Stored items from a collection
>>>

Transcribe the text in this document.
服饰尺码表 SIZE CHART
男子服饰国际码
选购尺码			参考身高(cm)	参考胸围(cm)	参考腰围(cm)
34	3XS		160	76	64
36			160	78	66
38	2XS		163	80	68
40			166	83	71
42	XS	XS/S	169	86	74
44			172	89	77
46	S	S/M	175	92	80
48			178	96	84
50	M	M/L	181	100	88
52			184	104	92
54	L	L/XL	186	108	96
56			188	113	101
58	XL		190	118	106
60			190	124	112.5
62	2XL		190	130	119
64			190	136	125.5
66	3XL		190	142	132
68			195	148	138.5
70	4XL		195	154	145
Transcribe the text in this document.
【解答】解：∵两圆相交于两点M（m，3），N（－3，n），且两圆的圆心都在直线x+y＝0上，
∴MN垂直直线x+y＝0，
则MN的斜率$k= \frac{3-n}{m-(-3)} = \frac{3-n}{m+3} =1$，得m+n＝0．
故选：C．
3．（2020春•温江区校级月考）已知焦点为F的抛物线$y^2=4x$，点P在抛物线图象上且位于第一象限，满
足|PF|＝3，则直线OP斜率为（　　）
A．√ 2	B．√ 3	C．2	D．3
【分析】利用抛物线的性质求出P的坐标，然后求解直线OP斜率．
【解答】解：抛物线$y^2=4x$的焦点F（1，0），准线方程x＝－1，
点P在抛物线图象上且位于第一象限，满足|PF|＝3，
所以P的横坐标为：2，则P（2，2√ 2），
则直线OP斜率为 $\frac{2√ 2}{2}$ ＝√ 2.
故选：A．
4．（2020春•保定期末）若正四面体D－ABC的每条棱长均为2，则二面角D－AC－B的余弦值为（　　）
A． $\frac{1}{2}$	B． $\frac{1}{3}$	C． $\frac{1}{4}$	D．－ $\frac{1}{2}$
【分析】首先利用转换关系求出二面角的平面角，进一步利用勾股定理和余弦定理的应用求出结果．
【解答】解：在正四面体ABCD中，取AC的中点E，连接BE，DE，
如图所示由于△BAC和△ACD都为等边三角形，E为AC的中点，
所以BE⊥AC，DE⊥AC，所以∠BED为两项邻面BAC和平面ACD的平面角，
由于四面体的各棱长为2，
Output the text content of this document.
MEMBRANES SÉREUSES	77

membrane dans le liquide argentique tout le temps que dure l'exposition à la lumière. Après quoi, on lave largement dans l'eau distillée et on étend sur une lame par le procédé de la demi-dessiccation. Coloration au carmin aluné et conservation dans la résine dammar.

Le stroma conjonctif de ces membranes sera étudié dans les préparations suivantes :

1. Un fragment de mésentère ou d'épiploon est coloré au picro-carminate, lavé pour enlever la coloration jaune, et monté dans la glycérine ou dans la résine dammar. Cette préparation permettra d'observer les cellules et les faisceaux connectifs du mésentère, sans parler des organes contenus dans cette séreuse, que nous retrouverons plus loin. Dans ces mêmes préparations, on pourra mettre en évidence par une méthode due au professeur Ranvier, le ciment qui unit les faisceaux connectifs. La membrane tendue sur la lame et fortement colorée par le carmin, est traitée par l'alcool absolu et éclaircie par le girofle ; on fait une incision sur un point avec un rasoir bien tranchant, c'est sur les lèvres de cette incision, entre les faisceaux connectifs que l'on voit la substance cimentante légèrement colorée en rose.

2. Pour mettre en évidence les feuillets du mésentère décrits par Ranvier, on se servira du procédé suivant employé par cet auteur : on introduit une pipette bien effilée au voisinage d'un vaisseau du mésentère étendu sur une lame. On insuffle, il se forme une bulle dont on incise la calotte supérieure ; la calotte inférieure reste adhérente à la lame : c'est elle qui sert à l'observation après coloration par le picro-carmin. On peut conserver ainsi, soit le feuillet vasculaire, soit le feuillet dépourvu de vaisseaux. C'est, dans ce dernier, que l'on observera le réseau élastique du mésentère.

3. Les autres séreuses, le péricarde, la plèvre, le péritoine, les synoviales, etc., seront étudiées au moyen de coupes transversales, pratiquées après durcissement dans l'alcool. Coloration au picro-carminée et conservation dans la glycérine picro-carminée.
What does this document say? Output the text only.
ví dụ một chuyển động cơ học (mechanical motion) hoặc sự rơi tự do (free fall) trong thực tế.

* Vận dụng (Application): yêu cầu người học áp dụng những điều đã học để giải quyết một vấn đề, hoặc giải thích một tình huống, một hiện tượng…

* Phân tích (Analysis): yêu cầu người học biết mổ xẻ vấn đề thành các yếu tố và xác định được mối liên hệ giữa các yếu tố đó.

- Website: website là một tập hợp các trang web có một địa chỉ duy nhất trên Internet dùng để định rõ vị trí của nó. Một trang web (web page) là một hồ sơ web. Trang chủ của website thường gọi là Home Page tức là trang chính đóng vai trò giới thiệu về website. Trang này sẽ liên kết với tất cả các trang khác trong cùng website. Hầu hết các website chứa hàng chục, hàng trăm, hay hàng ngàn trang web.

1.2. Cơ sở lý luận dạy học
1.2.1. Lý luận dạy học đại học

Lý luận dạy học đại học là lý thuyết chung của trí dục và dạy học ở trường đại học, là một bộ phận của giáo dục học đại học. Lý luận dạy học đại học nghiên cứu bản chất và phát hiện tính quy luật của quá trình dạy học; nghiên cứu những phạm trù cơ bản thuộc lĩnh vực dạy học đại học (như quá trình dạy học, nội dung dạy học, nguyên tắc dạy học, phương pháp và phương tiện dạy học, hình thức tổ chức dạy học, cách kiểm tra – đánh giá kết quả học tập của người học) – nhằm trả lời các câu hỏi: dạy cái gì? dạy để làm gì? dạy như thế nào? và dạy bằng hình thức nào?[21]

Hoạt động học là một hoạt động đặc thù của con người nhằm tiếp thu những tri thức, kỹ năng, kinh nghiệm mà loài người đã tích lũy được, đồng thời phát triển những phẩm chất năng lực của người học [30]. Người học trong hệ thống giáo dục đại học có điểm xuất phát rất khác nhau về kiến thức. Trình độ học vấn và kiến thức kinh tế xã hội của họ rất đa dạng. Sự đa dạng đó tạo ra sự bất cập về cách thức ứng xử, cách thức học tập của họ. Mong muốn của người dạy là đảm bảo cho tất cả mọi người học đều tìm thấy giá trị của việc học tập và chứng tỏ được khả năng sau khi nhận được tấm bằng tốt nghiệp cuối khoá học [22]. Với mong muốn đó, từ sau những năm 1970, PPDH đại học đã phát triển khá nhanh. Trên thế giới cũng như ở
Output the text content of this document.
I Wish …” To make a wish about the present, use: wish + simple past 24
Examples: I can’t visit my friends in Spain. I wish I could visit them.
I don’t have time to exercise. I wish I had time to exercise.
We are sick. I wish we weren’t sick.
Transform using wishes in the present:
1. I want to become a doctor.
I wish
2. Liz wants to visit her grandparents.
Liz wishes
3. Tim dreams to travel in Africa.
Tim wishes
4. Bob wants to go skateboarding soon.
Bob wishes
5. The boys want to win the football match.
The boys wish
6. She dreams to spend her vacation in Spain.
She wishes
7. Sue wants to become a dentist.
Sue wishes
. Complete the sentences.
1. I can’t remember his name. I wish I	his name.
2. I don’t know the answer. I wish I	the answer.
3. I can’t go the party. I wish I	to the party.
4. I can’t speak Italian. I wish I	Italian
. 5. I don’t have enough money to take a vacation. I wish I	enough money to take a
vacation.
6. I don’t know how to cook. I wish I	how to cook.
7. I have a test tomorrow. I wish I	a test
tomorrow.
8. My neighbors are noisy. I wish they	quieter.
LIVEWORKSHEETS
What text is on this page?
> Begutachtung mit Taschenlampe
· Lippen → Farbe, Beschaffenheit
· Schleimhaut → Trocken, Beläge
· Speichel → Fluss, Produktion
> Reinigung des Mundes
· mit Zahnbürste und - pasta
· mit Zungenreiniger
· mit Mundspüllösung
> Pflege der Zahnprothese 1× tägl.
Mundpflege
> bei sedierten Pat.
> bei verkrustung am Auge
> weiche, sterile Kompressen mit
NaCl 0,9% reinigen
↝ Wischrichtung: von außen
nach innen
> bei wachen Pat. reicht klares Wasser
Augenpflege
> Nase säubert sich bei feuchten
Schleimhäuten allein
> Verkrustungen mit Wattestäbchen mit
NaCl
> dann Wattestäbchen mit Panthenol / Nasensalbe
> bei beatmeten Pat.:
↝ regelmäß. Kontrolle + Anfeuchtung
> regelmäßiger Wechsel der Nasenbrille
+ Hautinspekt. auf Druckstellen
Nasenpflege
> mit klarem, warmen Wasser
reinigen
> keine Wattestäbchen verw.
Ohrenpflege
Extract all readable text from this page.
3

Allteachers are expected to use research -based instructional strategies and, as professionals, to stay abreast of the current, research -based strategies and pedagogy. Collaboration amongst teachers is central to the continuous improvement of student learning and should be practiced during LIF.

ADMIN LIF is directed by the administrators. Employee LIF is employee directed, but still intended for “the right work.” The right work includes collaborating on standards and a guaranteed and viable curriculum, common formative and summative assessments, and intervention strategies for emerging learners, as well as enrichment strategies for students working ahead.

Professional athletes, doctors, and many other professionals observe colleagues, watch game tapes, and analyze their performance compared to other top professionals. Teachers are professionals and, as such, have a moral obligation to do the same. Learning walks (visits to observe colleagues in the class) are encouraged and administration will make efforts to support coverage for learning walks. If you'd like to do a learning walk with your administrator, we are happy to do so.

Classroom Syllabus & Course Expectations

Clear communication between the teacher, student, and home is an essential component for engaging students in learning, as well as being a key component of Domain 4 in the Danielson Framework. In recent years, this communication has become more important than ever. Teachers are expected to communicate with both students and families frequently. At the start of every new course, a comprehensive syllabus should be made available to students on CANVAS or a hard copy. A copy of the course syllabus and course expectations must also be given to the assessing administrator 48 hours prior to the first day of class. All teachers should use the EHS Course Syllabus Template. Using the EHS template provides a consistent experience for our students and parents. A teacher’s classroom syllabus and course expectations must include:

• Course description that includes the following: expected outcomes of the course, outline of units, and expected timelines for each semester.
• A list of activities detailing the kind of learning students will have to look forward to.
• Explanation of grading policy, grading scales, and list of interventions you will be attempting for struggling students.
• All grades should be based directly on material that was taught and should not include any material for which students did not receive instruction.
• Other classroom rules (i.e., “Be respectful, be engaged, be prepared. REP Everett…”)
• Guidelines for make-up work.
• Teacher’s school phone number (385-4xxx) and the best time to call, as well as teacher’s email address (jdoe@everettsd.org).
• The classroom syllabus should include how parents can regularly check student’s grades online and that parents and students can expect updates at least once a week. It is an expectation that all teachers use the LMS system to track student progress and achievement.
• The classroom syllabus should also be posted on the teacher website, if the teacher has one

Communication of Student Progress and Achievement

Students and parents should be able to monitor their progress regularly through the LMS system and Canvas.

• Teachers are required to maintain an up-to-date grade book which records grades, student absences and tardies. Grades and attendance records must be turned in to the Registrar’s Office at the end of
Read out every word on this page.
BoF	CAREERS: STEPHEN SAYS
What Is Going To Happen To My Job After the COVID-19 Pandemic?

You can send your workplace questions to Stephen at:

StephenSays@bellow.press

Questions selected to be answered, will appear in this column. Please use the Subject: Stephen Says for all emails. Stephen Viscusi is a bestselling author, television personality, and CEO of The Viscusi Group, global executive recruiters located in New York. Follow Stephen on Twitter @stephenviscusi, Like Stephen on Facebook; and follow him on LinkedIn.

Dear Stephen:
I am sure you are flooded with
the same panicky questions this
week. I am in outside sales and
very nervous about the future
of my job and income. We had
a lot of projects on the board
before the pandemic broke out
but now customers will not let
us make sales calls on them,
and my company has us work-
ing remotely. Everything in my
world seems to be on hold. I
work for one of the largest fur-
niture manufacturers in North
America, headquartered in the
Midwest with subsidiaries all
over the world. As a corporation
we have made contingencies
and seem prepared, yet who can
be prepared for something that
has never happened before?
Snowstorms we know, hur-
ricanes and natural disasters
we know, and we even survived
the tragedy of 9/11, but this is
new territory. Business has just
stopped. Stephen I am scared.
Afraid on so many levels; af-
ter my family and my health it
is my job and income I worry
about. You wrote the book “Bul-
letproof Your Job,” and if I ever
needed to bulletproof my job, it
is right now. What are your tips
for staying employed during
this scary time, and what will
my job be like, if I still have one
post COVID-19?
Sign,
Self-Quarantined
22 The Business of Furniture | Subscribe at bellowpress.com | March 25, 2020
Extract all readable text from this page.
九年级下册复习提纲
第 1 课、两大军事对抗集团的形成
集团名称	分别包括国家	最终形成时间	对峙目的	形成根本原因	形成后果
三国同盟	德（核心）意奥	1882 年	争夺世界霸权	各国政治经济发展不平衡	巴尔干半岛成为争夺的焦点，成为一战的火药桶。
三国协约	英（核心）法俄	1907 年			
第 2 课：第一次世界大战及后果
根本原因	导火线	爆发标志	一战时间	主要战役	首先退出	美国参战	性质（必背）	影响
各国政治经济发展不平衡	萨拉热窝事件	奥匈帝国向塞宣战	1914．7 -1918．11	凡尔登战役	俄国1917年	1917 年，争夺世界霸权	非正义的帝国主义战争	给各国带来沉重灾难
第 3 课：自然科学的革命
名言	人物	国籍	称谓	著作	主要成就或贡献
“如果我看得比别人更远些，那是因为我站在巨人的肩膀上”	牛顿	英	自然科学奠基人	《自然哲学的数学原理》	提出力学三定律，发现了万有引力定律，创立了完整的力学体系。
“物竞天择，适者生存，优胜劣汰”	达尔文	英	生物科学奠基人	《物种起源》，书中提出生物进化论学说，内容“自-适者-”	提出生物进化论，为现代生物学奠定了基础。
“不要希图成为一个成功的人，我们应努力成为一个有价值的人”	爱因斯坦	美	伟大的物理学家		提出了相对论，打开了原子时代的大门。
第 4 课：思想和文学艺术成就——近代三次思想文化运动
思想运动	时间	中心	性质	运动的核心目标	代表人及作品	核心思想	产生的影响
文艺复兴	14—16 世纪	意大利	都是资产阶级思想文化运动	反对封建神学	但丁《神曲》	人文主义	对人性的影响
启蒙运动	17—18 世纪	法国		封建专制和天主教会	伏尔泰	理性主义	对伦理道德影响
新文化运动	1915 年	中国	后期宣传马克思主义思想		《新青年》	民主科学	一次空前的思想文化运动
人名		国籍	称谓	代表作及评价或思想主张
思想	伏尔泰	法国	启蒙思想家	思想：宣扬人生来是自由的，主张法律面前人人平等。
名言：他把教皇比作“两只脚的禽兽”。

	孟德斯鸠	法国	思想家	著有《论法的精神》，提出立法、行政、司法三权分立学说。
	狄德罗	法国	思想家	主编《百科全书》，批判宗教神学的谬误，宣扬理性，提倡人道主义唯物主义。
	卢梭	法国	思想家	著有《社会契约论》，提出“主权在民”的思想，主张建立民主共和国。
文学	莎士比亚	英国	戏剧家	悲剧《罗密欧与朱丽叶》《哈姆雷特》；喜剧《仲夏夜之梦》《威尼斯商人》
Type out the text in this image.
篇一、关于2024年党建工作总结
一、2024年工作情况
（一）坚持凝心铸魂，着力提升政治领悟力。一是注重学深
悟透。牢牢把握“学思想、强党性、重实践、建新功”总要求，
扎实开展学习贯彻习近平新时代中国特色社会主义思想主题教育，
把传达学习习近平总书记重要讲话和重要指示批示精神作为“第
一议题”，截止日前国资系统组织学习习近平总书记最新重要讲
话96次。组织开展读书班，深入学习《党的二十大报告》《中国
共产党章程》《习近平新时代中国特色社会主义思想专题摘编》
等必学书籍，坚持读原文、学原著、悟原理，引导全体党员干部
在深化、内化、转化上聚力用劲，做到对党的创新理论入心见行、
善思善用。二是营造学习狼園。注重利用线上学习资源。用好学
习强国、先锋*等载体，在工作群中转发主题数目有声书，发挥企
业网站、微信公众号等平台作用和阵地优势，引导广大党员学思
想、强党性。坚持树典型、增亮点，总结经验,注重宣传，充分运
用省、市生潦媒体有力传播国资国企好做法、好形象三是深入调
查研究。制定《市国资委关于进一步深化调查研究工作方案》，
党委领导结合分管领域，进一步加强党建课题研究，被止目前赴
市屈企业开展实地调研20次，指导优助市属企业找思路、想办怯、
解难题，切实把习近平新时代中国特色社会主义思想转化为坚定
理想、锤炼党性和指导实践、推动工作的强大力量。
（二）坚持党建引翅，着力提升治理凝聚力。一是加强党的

<<<

## Exercise goal
Go through the data above and find the lines with the word "income". Copy each of those lines.

## Response to this exercise
of my job and income. We had
is my job and income I worry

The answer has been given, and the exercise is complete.